### What is needed
Determine the number of lines holding the word "kind"; answer with that number only.
----- Information supplied
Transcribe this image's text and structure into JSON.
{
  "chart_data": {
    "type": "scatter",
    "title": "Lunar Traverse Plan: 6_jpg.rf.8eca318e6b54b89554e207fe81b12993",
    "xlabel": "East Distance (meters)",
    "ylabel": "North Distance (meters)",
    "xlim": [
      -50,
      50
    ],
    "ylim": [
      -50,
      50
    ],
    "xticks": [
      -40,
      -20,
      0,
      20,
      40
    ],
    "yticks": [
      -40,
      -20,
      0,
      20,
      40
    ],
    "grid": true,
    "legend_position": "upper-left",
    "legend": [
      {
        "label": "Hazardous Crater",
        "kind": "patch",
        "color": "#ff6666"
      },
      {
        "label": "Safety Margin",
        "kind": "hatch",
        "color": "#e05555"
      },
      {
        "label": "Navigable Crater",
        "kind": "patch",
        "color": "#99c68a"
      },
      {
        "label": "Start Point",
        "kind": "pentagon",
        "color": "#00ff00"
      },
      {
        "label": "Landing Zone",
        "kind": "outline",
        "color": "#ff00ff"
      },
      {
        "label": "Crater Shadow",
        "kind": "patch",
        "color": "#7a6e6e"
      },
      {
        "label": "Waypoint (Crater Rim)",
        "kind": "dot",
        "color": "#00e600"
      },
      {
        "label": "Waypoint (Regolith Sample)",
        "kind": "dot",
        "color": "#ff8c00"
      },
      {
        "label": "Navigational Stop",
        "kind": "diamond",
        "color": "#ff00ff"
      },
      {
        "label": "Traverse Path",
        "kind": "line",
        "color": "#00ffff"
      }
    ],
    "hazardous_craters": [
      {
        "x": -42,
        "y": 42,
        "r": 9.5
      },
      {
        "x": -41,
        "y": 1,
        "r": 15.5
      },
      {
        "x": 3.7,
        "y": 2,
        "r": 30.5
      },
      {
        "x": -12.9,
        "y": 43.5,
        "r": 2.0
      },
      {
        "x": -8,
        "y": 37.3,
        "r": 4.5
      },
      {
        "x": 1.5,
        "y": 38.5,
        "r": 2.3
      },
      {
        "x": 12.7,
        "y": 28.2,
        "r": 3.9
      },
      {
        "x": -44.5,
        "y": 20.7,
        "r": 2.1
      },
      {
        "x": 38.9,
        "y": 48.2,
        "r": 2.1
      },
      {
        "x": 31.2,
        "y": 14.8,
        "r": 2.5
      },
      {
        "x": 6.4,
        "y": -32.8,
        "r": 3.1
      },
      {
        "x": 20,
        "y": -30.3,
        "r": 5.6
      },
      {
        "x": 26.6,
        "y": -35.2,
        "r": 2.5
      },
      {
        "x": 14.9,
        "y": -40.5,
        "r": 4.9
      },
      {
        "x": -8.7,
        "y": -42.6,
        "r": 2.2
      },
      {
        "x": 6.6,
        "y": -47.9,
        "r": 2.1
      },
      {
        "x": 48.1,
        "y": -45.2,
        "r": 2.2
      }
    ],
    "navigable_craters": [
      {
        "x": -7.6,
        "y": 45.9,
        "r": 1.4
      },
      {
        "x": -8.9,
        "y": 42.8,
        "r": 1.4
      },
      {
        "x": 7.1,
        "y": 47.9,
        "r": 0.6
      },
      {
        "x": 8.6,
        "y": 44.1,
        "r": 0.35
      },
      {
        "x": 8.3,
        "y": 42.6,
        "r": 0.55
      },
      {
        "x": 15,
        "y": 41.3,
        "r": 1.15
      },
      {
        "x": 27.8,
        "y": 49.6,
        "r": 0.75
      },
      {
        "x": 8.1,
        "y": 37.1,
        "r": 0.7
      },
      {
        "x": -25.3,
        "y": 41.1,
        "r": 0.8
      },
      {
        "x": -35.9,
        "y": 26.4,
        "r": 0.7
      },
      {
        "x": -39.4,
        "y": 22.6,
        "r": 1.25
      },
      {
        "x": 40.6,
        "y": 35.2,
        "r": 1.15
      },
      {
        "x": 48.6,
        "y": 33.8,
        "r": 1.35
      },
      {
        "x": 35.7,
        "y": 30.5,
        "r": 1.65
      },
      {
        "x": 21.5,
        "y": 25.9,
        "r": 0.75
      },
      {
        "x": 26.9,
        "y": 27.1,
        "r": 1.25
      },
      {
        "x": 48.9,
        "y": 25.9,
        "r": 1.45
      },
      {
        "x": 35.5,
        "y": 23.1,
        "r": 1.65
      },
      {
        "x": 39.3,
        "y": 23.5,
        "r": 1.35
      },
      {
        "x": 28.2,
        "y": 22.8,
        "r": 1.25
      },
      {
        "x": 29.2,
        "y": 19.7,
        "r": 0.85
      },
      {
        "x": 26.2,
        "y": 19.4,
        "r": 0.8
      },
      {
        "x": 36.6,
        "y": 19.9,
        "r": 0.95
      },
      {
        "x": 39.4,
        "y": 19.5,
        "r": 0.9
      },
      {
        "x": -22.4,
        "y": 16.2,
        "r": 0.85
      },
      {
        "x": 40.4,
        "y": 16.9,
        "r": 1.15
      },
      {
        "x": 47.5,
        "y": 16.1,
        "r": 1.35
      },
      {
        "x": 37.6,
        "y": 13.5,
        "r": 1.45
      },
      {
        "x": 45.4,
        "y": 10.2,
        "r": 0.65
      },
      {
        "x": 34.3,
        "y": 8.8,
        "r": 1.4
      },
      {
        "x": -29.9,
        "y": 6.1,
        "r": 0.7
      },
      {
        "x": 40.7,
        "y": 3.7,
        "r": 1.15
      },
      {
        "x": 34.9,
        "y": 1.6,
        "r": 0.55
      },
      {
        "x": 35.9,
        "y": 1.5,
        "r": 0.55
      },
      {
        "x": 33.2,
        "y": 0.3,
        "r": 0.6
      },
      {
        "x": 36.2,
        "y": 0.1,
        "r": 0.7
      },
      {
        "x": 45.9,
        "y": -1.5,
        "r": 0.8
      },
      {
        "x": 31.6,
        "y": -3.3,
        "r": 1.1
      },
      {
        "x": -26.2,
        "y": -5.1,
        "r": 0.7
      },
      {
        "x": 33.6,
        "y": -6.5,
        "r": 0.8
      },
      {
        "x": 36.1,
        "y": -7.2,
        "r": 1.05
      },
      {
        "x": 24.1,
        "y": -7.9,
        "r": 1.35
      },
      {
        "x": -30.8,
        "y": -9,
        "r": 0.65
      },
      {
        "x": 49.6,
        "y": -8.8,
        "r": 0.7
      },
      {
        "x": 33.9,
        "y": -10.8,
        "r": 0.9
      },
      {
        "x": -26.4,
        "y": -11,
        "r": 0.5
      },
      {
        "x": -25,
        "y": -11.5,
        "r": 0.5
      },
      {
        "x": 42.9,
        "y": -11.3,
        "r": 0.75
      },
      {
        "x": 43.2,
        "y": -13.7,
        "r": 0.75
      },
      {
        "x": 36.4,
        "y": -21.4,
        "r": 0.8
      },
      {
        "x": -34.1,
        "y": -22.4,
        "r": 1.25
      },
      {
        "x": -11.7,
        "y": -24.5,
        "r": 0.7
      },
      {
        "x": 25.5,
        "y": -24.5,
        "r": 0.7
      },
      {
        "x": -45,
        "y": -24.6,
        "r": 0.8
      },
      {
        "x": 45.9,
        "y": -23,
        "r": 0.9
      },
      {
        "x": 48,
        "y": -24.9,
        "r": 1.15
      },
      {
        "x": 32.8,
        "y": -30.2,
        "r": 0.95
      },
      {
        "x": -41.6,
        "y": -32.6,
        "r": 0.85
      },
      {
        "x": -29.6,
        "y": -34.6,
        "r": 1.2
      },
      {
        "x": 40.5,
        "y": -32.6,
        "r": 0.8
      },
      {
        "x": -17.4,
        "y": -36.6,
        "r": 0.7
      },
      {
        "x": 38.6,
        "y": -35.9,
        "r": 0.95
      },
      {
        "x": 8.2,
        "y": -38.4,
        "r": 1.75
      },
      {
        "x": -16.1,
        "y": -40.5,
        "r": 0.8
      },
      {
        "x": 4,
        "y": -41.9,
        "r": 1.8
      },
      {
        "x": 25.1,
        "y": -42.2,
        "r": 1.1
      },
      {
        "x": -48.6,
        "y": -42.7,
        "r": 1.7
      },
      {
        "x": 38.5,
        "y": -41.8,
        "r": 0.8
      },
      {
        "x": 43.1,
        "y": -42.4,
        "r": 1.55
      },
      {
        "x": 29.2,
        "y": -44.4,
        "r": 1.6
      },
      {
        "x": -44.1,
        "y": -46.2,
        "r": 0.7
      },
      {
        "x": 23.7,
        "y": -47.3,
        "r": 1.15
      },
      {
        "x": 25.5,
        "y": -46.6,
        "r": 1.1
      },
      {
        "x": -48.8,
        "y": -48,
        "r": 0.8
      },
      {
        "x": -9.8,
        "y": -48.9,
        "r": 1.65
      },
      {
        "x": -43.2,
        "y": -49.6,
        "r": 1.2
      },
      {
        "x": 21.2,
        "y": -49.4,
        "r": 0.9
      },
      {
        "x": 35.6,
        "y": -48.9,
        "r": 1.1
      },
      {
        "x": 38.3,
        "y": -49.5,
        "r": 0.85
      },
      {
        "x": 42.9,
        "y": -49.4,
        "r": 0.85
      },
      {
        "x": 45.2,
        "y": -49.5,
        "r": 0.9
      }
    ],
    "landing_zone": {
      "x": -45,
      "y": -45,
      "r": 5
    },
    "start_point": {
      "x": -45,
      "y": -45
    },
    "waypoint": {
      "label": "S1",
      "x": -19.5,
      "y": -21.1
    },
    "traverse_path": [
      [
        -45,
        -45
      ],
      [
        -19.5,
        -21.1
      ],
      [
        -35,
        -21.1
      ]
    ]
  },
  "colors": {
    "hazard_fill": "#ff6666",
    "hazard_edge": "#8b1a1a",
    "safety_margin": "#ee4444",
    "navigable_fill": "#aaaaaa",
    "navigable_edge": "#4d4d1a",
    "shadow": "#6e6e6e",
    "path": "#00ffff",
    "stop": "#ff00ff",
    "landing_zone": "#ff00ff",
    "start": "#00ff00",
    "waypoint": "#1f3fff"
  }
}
----------
### Output of the task
10